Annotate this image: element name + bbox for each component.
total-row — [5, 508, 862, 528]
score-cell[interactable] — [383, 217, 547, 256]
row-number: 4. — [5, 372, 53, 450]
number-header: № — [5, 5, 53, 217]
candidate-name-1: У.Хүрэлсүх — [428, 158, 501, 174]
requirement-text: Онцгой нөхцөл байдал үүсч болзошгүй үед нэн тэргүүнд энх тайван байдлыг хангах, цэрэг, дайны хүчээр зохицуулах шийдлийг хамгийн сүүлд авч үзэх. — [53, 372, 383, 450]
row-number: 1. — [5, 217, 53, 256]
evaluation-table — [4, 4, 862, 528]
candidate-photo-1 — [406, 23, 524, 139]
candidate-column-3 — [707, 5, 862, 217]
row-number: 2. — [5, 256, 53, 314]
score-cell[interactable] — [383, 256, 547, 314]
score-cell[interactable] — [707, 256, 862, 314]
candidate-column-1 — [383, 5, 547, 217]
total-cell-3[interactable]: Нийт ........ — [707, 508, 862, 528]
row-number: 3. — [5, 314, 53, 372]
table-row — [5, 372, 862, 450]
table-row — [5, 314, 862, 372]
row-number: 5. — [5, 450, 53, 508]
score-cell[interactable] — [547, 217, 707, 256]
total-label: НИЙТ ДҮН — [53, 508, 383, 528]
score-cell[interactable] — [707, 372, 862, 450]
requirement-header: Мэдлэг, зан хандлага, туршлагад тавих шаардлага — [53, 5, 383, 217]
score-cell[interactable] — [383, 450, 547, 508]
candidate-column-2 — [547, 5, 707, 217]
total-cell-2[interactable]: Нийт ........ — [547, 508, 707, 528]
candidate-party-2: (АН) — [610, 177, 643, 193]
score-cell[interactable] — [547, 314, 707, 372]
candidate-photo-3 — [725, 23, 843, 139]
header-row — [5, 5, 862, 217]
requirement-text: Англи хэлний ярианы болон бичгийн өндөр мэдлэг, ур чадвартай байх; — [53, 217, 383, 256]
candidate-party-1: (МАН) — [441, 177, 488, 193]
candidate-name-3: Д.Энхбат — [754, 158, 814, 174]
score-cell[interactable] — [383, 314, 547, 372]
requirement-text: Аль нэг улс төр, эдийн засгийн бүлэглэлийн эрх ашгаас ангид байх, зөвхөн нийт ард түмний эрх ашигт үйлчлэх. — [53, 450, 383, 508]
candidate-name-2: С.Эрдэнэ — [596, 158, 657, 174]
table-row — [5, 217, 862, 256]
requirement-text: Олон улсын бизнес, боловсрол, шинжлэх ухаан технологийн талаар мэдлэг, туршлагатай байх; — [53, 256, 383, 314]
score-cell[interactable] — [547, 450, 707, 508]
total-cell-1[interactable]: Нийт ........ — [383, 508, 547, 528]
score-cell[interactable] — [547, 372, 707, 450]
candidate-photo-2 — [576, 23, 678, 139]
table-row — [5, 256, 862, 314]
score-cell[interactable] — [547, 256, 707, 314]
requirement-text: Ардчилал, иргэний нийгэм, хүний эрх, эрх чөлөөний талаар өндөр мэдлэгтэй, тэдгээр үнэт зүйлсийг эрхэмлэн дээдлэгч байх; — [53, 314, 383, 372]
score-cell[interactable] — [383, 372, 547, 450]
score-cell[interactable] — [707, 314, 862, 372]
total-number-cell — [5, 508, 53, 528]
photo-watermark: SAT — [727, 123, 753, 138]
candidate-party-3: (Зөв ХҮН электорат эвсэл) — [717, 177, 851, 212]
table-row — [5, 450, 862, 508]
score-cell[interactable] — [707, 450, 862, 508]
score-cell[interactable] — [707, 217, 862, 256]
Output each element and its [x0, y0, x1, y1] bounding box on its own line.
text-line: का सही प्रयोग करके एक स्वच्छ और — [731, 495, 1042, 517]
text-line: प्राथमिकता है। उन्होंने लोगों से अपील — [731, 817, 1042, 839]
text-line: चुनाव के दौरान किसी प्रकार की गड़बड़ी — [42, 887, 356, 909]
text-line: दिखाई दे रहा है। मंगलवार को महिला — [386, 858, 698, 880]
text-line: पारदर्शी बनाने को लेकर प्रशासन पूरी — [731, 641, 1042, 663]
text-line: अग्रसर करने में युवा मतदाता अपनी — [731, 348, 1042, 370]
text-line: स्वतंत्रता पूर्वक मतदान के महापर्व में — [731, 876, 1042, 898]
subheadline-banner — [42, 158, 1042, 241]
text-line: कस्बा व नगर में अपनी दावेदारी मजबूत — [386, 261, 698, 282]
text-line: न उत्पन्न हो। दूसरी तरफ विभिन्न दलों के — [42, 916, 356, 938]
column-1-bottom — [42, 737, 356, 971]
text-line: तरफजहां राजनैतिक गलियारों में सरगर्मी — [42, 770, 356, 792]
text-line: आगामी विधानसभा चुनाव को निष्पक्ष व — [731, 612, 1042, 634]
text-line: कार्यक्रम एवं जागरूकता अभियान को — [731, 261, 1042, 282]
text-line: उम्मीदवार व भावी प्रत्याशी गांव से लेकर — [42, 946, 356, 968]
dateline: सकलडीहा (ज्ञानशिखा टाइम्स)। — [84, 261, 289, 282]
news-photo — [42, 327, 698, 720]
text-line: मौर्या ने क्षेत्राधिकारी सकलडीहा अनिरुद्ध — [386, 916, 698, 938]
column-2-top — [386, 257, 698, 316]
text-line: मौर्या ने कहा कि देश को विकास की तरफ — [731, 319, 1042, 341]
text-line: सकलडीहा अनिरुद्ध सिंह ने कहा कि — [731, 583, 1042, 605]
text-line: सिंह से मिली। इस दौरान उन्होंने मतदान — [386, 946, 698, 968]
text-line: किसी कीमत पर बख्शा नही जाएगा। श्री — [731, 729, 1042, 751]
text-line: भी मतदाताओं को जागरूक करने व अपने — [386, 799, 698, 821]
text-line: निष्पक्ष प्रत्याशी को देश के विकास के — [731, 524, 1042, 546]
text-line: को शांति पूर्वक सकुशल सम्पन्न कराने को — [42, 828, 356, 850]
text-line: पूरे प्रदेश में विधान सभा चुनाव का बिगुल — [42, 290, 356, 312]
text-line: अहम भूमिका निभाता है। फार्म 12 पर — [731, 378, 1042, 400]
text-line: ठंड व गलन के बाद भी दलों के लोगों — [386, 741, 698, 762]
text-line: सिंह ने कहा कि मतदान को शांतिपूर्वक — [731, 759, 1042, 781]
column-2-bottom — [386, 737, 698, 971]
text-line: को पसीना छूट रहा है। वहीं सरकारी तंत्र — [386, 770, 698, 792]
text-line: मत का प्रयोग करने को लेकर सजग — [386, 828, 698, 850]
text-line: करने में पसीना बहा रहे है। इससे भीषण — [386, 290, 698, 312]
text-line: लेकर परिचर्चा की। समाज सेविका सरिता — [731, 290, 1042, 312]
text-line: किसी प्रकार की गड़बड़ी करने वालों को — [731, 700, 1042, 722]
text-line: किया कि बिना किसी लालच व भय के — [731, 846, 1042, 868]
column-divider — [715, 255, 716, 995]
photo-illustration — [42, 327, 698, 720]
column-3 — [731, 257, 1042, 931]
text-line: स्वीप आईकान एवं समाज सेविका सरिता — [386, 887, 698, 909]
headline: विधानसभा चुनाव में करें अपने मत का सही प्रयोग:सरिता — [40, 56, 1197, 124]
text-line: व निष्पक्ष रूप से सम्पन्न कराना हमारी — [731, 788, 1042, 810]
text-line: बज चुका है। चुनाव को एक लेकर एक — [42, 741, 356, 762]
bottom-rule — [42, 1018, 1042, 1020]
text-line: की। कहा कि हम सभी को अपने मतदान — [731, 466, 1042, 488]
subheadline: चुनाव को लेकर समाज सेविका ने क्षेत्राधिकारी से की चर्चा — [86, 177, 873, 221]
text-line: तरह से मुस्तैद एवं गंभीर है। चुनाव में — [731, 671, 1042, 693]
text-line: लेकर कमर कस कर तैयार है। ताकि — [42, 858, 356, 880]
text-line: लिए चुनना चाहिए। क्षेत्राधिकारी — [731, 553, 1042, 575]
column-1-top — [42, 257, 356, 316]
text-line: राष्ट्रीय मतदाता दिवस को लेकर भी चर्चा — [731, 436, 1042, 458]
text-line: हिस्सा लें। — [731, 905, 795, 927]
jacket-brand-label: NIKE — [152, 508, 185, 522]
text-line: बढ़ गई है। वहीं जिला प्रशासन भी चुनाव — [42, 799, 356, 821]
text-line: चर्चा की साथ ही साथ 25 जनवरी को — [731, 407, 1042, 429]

* * * * * * *

Arrange the material as a Markdown table, from its first line through the line containing "number-header: № — [5, 5, 53, 217]", with both ends included. Use the columns Row and Entry, put a row number in Row and the line in Entry, and leave out blank lines.

_EXERCISE RESULT_
| Row | Entry |
|---|---|
| 1 | Annotate this image: element name + bbox for each component. |
| 2 | total-row — [5, 508, 862, 528] |
| 3 | score-cell[interactable] — [383, 217, 547, 256] |
| 4 | row-number: 4. — [5, 372, 53, 450] |
| 5 | number-header: № — [5, 5, 53, 217] |